Material for this task
──────────────────────────────
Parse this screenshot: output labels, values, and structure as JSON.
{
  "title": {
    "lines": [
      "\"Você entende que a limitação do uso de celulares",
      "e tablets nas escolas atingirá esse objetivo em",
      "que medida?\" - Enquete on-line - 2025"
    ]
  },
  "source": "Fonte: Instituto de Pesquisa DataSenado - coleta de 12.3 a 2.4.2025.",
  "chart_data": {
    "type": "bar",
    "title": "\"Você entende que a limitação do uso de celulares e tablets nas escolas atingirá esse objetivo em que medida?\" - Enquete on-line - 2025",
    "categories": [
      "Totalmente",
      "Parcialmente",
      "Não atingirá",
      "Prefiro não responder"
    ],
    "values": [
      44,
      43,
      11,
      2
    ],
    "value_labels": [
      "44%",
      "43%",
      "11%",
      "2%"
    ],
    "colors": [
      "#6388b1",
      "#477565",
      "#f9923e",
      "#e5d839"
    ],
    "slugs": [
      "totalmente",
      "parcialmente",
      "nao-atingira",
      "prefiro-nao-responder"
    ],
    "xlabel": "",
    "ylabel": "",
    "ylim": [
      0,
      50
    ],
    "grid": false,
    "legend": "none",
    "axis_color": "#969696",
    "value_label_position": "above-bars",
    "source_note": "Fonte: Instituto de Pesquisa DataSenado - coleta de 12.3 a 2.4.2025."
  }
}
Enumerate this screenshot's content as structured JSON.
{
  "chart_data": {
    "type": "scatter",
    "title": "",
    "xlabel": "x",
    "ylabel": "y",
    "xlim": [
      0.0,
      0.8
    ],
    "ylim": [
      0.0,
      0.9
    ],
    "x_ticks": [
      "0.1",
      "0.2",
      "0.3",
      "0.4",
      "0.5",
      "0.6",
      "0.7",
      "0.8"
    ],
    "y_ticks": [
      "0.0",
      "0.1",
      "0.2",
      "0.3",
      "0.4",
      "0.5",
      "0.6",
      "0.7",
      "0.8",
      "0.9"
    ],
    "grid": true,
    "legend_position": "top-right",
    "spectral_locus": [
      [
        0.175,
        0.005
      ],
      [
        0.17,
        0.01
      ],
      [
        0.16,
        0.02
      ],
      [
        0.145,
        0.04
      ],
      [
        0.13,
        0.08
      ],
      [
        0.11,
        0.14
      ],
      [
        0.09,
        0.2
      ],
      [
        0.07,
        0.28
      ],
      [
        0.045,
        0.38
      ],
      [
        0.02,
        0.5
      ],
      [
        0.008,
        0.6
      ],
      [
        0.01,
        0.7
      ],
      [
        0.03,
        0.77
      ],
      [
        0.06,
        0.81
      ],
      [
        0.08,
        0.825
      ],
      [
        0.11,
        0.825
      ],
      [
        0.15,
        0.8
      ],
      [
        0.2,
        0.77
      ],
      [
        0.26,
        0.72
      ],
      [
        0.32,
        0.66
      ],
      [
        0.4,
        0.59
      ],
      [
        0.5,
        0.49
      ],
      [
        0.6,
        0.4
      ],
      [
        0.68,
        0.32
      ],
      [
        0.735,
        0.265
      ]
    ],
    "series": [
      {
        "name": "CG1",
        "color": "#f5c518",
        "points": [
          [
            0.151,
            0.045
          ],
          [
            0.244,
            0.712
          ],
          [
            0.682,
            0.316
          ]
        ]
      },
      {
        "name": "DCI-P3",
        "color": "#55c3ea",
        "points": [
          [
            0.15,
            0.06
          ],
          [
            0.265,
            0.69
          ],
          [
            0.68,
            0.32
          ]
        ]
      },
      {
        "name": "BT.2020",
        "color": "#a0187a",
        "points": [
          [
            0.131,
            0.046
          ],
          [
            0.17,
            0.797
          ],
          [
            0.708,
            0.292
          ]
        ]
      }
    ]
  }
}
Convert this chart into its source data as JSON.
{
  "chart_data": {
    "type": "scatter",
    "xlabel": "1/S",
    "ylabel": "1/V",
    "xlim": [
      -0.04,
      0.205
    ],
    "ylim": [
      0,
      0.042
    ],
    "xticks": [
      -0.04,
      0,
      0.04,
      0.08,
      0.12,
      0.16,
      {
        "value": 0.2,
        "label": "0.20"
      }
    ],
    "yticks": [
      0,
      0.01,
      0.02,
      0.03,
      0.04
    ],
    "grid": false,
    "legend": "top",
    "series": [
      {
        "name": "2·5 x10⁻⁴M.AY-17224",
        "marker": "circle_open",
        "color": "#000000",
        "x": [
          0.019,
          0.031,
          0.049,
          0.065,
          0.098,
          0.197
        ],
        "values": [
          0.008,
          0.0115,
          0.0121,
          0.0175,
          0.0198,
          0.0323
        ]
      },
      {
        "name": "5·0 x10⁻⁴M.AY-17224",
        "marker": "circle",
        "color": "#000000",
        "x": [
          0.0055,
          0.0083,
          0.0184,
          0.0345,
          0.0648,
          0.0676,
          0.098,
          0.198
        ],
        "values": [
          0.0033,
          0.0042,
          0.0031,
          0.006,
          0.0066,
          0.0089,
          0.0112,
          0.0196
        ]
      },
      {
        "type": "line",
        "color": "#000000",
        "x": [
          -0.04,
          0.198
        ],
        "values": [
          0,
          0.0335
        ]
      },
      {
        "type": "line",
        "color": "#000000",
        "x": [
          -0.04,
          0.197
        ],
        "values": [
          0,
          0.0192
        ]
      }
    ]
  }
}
──────────────────────────────
Exercise brief
From the records above, pull out every line containing the word "JSON".

Solution for this task
Parse this screenshot: output labels, values, and structure as JSON.
Enumerate this screenshot's content as structured JSON.
Convert this chart into its source data as JSON.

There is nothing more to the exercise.